--- TRECHO EXTRAÍDO ---

Aos 20 anos, o estudante Heron Volpi é o único vilhenense que trabalhou para a Fifa, como voluntário, na Copa do Mundo. O jovem, que cursa o último ano de Relações Internacionais na Universidade Federal da Grande Dourados, no Mato Grosso do Sul, se inscreveu para trabalhar no Mundial e atuou na Arena Pantanal, em Cuiabá (MT), que foi palco de quatro confrontos internacionais.
Filho do advogado César Volpi, um dos mais antigos em atividade em Vilhena, Heron iria inicialmente ser escalado para trabalhar na Arena da Amazônia, em Manaus (AM), mas um problema no embarque acabou fazendo com que a Fifa o realocasse na capital matogrossense.

--- DADOS ARMAZENADOS ---

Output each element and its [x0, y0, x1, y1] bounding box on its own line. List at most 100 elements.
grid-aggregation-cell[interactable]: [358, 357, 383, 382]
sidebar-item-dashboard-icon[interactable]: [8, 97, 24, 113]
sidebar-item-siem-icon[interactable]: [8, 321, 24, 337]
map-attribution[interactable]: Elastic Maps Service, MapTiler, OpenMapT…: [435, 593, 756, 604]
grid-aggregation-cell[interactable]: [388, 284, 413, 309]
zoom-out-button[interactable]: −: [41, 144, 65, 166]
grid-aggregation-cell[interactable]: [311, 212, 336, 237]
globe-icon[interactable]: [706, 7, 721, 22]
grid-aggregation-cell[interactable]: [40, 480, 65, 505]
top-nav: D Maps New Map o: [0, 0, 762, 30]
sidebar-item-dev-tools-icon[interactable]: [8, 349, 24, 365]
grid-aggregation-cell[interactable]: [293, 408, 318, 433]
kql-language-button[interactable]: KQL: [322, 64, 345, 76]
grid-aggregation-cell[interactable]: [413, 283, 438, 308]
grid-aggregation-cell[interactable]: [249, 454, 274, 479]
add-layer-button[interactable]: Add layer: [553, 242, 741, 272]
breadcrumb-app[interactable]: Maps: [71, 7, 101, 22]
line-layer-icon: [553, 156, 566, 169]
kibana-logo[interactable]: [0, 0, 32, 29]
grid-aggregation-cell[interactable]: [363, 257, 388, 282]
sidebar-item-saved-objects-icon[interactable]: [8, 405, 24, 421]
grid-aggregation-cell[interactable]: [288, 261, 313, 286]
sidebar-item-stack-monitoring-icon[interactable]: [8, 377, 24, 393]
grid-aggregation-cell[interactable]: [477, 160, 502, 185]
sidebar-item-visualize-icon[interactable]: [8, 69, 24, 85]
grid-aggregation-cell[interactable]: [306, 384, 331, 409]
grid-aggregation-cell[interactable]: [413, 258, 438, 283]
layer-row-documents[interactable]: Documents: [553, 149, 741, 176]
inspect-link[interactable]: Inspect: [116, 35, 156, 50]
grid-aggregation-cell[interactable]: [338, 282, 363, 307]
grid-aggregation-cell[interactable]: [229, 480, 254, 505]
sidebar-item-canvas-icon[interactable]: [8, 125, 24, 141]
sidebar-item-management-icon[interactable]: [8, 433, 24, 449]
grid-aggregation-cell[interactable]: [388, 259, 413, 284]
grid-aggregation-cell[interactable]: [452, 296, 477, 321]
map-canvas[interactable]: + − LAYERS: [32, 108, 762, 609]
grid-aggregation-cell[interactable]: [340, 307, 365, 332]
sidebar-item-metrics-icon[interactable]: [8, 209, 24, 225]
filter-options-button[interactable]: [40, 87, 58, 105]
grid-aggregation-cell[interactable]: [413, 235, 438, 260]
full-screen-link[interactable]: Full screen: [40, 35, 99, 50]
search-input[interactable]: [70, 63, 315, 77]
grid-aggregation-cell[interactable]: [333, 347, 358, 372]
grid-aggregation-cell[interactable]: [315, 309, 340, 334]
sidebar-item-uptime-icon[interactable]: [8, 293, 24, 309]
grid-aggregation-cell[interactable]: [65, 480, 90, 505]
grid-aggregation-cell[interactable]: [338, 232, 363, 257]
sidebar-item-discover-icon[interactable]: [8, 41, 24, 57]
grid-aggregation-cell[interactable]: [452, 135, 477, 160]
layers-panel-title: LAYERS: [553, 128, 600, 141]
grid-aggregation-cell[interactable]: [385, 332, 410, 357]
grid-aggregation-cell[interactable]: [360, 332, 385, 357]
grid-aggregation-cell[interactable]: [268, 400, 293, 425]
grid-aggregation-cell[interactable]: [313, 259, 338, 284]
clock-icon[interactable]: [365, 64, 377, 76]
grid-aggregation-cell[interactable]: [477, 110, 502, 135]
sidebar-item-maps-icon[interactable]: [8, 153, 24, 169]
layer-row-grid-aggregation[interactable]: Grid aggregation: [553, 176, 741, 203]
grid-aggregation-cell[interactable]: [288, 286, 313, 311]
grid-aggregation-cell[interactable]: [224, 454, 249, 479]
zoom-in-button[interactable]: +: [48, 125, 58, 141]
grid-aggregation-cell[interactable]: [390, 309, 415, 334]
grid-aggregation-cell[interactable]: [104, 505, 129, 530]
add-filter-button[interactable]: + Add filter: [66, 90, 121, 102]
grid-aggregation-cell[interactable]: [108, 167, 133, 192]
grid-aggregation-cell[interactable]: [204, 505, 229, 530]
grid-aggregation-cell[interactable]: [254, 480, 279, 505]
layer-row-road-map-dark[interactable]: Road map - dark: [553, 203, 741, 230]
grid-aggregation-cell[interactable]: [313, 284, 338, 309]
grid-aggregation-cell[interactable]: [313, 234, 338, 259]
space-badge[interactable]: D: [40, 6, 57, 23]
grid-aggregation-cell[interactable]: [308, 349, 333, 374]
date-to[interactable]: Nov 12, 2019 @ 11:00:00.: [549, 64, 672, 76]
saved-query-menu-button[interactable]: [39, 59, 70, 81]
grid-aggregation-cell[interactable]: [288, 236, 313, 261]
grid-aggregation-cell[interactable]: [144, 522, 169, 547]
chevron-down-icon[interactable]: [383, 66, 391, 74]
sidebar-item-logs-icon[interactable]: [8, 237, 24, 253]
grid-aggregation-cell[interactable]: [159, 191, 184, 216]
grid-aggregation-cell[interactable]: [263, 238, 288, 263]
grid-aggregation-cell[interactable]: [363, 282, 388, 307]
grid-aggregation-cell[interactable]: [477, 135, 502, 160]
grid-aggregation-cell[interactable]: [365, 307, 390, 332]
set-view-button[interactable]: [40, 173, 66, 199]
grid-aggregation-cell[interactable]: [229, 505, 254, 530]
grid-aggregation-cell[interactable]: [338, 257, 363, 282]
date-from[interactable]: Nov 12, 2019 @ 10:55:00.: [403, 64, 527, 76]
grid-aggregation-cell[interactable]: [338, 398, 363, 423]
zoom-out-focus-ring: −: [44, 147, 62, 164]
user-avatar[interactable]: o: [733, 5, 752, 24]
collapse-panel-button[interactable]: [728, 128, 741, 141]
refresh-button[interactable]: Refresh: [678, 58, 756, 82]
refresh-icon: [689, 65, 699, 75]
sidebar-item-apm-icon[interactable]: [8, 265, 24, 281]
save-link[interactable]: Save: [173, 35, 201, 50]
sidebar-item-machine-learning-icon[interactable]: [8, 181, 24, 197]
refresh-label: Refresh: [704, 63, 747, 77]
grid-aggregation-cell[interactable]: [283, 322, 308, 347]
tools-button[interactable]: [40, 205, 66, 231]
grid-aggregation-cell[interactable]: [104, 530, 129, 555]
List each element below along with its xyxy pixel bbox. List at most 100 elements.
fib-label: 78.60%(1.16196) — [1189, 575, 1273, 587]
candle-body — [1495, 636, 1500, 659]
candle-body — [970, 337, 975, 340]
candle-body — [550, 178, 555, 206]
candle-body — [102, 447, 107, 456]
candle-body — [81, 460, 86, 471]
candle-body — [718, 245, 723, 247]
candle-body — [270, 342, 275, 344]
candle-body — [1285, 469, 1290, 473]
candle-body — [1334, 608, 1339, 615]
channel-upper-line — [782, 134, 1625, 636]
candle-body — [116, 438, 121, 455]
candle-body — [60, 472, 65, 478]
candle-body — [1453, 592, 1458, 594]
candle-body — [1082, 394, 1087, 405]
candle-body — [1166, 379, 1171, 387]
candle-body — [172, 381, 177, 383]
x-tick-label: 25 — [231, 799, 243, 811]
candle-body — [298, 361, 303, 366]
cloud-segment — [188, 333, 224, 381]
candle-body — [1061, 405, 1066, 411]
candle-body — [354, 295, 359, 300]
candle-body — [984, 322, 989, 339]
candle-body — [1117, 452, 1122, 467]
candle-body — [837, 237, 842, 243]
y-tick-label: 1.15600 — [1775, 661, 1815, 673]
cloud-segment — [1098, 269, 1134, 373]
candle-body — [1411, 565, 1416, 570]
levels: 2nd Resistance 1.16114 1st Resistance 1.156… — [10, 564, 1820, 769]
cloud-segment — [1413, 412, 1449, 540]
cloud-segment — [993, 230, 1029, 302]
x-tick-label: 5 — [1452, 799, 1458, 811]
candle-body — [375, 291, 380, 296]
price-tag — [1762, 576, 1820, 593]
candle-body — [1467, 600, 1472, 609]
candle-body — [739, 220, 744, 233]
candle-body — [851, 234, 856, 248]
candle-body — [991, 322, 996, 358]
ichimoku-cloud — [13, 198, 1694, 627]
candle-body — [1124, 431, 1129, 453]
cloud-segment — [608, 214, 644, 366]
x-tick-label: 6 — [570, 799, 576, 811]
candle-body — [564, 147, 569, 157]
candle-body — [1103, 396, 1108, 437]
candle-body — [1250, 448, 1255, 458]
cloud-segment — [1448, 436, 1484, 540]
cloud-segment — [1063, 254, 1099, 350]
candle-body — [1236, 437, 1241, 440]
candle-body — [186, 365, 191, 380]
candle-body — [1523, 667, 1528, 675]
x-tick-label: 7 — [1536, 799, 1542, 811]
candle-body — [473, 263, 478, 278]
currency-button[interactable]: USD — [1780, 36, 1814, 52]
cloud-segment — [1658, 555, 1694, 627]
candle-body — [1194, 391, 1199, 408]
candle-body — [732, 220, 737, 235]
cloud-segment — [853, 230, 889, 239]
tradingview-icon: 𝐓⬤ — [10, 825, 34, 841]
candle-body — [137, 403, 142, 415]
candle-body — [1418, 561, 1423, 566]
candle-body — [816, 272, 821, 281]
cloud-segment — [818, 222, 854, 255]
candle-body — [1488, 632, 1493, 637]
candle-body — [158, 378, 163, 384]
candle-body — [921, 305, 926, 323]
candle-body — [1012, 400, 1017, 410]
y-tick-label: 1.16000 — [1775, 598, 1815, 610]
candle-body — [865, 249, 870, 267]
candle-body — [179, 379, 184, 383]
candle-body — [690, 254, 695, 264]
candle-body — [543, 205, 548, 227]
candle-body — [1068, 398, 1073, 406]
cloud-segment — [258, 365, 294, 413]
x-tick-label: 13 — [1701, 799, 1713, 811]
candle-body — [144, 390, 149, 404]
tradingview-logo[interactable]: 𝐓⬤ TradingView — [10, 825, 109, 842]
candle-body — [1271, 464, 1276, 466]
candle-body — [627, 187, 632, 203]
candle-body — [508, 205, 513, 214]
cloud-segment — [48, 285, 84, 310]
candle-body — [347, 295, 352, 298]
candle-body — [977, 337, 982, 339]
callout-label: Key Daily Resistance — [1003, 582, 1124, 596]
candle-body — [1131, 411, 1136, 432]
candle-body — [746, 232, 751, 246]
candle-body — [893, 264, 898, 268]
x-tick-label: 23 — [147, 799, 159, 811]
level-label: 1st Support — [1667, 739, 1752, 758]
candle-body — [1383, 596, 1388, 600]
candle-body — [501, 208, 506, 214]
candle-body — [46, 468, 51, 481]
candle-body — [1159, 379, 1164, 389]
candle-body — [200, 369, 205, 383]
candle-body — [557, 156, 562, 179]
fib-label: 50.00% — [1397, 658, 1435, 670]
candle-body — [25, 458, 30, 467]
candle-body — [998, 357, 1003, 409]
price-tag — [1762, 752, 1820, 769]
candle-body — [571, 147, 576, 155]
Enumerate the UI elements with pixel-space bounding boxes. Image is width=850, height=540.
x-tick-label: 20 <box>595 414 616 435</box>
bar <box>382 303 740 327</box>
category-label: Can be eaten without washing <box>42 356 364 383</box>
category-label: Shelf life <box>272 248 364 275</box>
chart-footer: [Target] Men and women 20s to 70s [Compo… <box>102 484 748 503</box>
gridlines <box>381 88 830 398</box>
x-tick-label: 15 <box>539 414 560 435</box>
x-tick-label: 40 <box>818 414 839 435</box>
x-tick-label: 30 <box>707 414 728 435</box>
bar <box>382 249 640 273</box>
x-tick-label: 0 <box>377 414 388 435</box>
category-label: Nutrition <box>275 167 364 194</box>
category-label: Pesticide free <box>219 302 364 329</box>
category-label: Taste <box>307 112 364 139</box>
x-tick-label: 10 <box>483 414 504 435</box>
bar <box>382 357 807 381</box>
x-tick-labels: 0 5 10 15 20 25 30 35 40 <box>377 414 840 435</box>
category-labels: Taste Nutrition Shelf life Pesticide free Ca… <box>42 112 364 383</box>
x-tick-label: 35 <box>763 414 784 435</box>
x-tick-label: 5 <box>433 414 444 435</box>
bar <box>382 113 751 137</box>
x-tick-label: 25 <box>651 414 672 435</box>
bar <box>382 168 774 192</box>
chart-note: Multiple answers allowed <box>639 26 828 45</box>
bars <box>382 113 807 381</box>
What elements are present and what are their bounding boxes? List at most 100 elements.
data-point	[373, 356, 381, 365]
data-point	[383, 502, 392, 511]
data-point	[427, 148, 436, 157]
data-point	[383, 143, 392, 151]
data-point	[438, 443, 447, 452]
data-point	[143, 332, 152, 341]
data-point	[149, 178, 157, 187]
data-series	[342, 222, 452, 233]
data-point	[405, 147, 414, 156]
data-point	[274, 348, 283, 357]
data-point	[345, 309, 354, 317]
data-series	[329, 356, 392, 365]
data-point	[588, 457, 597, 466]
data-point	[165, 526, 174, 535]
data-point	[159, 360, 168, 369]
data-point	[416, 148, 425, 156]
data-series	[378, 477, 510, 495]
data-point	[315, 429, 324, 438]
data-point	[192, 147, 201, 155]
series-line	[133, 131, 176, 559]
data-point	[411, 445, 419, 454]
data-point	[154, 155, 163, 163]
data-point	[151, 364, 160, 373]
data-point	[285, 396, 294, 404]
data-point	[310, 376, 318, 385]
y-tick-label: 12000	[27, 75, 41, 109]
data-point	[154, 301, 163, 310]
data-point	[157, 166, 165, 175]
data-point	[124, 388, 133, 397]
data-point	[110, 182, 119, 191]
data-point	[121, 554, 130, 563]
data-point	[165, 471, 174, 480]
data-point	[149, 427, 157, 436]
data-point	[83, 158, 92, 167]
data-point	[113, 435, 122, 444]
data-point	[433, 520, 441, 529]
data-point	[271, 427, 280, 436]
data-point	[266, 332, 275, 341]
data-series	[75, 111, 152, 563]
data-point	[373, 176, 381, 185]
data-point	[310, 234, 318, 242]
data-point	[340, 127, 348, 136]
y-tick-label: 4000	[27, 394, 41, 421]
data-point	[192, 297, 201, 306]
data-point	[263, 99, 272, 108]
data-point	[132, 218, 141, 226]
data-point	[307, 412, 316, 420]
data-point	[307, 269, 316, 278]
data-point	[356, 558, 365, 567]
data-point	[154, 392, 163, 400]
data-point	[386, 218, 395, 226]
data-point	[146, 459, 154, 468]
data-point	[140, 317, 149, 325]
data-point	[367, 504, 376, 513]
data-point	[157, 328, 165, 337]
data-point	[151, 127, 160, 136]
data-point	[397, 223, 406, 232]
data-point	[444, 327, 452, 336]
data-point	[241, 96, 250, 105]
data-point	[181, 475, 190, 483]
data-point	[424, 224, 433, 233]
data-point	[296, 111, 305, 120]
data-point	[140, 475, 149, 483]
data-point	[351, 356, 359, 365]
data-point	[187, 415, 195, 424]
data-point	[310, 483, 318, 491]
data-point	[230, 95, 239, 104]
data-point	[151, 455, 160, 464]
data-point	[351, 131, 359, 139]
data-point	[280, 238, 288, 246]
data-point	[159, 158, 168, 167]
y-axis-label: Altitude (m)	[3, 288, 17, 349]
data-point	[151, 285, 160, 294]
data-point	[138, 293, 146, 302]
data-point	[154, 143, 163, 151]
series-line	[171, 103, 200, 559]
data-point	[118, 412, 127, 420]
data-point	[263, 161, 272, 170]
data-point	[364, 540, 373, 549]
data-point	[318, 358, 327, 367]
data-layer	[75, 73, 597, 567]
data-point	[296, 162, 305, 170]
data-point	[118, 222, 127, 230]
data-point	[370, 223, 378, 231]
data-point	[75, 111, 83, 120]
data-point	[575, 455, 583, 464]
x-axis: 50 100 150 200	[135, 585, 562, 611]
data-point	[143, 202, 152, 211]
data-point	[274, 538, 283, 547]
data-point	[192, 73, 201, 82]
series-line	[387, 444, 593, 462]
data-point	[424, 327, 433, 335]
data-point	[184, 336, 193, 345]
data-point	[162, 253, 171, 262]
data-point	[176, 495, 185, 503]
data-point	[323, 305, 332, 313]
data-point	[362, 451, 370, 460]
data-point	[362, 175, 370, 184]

---

— ENUNCIADO DA TAREFA —
Segundo o trecho extraído, em qual estádio Heron Volpi trabalhou como voluntário durante a Copa do Mundo?

— RESPOSTA —
Na Arena Pantanal, em Cuiabá (MT).